Poursuivez le texte consacré à la Tok-Tok Parade du Palais de Tokyo, en reprenant juste après sa dernière phrase.

• **Texte fourni**

────────────────

Crédit photo : Rachael Woodson

Tok-Tok Parade

Une fête de village au Palais de Tokyo ? Laissons-nous guider à travers la Tok-Tok Parade par William Drummond, chargé de projets de médiation par le geste et les pratiques plastiques au Palais de Tokyo. Au programme de ce moment collectif de partage et d’expression : ateliers pour tous les âges, goûter, visites contées, sieste, et bien sûr, la parade dans les espaces d’exposition !

Une exposition, on la traverse comme une forêt. C’est une expérience propre à chacun·e : on peut regarder les arbres comme un tout ou s’intéresser à la feuille morte qui est par terre ; on peut simplement s’allonger et ressentir l’espace, se ressourcer, ou alors se dire qu’on veut absolument connaître le nom de chaque arbre. L’exposition est un espace ressource dans le sens très large du terme.

────────────────

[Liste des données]
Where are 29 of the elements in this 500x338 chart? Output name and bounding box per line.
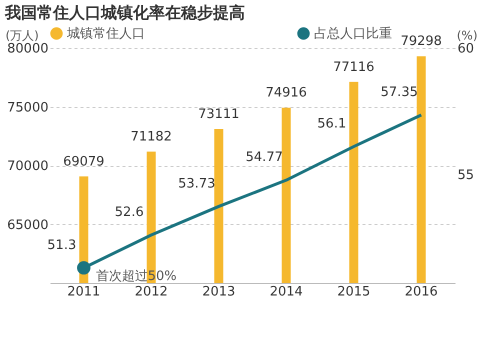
data-label: 73111 xyxy=(198,106,240,122)
y-tick-label: 80000 xyxy=(7,42,48,56)
x-tick-label: 2014 xyxy=(270,284,303,300)
data-label: 53.73 xyxy=(178,176,216,192)
data-label: 54.77 xyxy=(246,150,283,166)
data-label: 57.35 xyxy=(380,84,418,100)
y2-axis-title: (%) xyxy=(456,28,478,42)
data-label: 74916 xyxy=(266,86,307,101)
x-tick-label: 2011 xyxy=(67,284,100,300)
data-label: 52.6 xyxy=(114,204,144,220)
legend-label: 城镇常住人口 xyxy=(66,26,145,42)
data-label: 51.3 xyxy=(47,238,76,253)
y-tick-label: 70000 xyxy=(7,159,48,174)
x-tick-label: 2016 xyxy=(404,284,438,300)
data-label: 77116 xyxy=(333,60,374,75)
data-label: 71182 xyxy=(130,130,172,145)
y-tick-label: 75000 xyxy=(7,100,48,116)
legend-label: 占总人口比重 xyxy=(314,26,392,42)
data-label: 79298 xyxy=(400,34,442,50)
x-tick-label: 2013 xyxy=(202,284,236,300)
y2-tick-label: 60 xyxy=(458,42,474,56)
data-label: 56.1 xyxy=(317,116,346,132)
chart-title: 我国常住人口城镇化率在稳步提高 xyxy=(4,3,245,22)
x-tick-label: 2015 xyxy=(337,284,370,300)
y2-tick-label: 55 xyxy=(458,168,474,183)
y-tick-label: 65000 xyxy=(7,218,48,233)
data-label: 69079 xyxy=(63,154,104,170)
y-axis-title: (万人) xyxy=(6,28,39,42)
x-tick-label: 2012 xyxy=(134,284,168,300)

────────────────

• **Réponse apportée**
Le Palais de Tokyo porte depuis son origine l’idée d’une médiation libre, c’est-à-dire qu’il constitue un lieu de rencontre entre des visiteur·euses et des médiateurices, dans une posture du dialogue et du partage. Les œuvres incarnent alors un point d’ancrage pour exprimer des interprétations qui nous sont propres. La médiation n’est pas là pour contredire ; au contraire, elle vise à élargir le discours et en faire un espace d’échange. Cette démarche change l’autorité face à l’œuvre : qui est en droit d’en parler ? Est-ce l’artiste, læ commissaire d’expositions, l’historien·ne de l’art ou encore un·e conférencièr·e, qui apporte des informations essentielles à la compréhension de l’œuvre, et dont on va être à l’écoute ? Si l’art est là avant tout pour poser des questions, ne pourrait-on pas se proposer collectivement des réponses, et non pas avoir une personne qui domine une réponse ?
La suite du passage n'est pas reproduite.